* start *

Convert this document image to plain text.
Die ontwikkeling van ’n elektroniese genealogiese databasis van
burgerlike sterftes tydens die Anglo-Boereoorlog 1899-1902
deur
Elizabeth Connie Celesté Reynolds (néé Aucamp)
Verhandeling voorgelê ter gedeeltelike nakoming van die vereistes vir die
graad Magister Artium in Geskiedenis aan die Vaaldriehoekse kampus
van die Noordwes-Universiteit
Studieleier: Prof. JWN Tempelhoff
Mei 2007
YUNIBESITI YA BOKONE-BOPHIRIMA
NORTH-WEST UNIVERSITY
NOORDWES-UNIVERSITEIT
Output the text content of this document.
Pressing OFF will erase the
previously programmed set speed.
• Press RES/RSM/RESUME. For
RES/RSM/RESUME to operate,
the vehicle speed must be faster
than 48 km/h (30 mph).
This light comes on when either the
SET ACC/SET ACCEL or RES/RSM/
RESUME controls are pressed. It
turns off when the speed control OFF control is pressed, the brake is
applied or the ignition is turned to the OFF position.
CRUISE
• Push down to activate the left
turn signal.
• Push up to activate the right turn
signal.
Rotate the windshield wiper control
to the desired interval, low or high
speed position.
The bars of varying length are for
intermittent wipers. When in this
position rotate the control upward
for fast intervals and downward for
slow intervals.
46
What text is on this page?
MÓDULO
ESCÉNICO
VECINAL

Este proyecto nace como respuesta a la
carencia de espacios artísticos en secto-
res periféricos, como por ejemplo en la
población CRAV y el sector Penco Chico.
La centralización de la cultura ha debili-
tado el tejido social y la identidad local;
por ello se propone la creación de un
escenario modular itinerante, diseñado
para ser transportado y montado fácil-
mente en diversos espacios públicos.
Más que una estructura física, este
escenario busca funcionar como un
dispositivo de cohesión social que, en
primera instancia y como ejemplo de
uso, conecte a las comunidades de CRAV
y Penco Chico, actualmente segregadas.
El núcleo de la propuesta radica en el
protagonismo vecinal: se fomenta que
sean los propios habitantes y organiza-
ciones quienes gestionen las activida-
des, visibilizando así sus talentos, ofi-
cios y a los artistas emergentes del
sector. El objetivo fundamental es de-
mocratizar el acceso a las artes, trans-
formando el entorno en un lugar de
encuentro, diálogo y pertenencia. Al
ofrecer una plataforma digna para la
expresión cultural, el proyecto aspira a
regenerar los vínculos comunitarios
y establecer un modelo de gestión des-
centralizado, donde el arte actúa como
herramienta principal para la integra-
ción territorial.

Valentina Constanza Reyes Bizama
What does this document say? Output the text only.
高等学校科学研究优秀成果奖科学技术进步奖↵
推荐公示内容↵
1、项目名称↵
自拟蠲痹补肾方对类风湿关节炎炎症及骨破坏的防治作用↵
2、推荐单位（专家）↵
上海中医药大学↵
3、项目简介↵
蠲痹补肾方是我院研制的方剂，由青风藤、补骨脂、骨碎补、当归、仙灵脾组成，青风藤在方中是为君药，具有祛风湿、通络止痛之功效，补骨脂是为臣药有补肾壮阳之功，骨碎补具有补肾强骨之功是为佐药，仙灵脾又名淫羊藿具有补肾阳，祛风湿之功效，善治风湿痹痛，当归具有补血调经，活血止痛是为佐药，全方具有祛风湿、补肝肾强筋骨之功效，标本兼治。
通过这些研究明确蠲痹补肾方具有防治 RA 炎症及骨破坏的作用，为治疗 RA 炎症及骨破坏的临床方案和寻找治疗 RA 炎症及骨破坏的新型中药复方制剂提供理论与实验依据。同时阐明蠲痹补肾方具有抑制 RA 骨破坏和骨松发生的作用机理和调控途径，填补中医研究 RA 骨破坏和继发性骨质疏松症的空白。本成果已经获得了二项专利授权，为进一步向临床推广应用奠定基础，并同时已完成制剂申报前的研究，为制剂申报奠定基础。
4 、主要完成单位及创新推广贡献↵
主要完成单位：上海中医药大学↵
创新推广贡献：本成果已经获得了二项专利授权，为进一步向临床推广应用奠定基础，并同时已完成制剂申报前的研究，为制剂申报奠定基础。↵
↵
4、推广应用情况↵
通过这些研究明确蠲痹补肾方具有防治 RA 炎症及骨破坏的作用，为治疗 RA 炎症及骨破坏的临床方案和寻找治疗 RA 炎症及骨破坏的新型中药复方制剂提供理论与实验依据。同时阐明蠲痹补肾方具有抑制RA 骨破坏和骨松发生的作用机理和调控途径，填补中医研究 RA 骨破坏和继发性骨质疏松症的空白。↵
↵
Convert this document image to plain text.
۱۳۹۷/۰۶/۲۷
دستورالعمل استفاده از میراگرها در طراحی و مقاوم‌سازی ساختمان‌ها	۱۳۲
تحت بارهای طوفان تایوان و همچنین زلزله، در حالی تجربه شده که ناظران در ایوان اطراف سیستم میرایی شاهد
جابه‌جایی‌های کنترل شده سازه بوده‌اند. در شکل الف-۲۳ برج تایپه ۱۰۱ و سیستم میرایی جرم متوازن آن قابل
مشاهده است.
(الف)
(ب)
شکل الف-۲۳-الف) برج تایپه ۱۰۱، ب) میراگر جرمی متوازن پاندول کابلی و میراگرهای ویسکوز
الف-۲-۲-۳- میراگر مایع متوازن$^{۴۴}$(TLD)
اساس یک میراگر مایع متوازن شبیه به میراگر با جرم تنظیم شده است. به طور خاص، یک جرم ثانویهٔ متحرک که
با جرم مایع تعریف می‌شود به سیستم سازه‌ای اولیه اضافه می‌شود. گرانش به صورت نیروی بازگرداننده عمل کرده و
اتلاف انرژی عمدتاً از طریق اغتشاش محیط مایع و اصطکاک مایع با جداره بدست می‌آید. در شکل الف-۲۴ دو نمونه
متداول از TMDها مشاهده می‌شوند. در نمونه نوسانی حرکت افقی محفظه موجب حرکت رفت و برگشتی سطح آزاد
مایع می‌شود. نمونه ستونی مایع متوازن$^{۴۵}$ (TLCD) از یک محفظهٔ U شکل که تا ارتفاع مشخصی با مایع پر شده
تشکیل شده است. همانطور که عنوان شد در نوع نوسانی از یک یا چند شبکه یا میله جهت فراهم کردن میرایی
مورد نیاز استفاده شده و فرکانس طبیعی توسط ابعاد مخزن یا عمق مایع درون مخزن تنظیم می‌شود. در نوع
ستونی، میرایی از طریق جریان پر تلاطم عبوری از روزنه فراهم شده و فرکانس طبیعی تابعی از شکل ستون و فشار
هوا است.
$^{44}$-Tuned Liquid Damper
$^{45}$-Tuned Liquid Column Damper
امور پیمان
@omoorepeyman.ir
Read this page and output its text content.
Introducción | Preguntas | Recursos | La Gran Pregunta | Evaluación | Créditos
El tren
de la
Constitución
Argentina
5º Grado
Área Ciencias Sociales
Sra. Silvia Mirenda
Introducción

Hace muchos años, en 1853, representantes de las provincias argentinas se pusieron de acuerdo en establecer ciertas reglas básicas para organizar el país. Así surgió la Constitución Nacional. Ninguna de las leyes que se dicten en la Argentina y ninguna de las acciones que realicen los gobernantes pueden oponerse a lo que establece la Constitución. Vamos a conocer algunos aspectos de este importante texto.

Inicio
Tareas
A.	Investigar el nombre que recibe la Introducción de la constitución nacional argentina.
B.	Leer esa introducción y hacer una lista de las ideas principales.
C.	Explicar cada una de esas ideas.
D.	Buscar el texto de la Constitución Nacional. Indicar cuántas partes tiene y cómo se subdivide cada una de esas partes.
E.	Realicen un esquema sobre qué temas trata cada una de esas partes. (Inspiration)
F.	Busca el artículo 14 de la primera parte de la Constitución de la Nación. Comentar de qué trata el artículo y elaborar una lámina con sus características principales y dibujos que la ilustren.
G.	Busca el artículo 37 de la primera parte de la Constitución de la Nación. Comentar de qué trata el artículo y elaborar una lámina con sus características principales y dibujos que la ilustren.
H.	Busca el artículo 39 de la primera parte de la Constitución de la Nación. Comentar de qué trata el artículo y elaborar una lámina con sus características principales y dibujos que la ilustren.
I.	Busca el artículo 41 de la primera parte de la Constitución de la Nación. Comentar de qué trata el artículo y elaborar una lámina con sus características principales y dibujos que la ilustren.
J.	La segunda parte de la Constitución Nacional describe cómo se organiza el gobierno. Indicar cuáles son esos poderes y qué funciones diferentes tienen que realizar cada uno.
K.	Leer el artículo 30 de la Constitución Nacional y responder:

* end *

(Given instruction)
Check each line above for the word "ستونی" and say how many have it, with nothing else.

(Finished task)
2